● **Data rows**:
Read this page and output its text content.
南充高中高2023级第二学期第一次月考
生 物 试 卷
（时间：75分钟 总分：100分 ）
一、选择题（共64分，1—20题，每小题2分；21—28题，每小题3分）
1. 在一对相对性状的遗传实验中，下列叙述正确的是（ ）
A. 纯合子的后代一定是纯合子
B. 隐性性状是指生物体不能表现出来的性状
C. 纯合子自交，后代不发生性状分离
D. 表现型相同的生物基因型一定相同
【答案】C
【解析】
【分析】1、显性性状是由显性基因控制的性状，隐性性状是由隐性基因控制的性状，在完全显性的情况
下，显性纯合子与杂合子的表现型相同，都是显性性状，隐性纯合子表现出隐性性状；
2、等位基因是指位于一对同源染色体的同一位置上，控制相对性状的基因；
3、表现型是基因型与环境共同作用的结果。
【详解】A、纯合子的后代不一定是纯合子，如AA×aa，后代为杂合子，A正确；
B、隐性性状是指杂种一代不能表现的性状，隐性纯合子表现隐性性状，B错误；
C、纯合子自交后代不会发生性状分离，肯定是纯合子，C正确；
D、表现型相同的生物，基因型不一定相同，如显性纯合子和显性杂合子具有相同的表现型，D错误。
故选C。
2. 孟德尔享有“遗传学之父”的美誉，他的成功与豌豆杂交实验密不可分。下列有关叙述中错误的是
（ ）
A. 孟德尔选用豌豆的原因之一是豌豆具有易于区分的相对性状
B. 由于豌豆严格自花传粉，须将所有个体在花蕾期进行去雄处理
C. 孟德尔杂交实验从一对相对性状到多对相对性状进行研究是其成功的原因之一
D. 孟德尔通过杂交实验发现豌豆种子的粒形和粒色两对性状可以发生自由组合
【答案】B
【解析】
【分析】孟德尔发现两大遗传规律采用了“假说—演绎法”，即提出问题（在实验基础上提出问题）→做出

● **Exercise**:
Output all of the material exactly as written.

● **The output**:
Read this page and output its text content.
南充高中高2023级第二学期第一次月考
生 物 试 卷
（时间：75分钟 总分：100分 ）
一、选择题（共64分，1—20题，每小题2分；21—28题，每小题3分）
1. 在一对相对性状的遗传实验中，下列叙述正确的是（ ）
A. 纯合子的后代一定是纯合子
B. 隐性性状是指生物体不能表现出来的性状
C. 纯合子自交，后代不发生性状分离
D. 表现型相同的生物基因型一定相同
【答案】C
【解析】
【分析】1、显性性状是由显性基因控制的性状，隐性性状是由隐性基因控制的性状，在完全显性的情况
下，显性纯合子与杂合子的表现型相同，都是显性性状，隐性纯合子表现出隐性性状；
2、等位基因是指位于一对同源染色体的同一位置上，控制相对性状的基因；
3、表现型是基因型与环境共同作用的结果。
【详解】A、纯合子的后代不一定是纯合子，如AA×aa，后代为杂合子，A正确；
B、隐性性状是指杂种一代不能表现的性状，隐性纯合子表现隐性性状，B错误；
C、纯合子自交后代不会发生性状分离，肯定是纯合子，C正确；
D、表现型相同的生物，基因型不一定相同，如显性纯合子和显性杂合子具有相同的表现型，D错误。
故选C。
2. 孟德尔享有“遗传学之父”的美誉，他的成功与豌豆杂交实验密不可分。下列有关叙述中错误的是
（ ）
A. 孟德尔选用豌豆的原因之一是豌豆具有易于区分的相对性状
B. 由于豌豆严格自花传粉，须将所有个体在花蕾期进行去雄处理
C. 孟德尔杂交实验从一对相对性状到多对相对性状进行研究是其成功的原因之一
D. 孟德尔通过杂交实验发现豌豆种子的粒形和粒色两对性状可以发生自由组合
【答案】B
【解析】
【分析】孟德尔发现两大遗传规律采用了“假说—演绎法”，即提出问题（在实验基础上提出问题）→做出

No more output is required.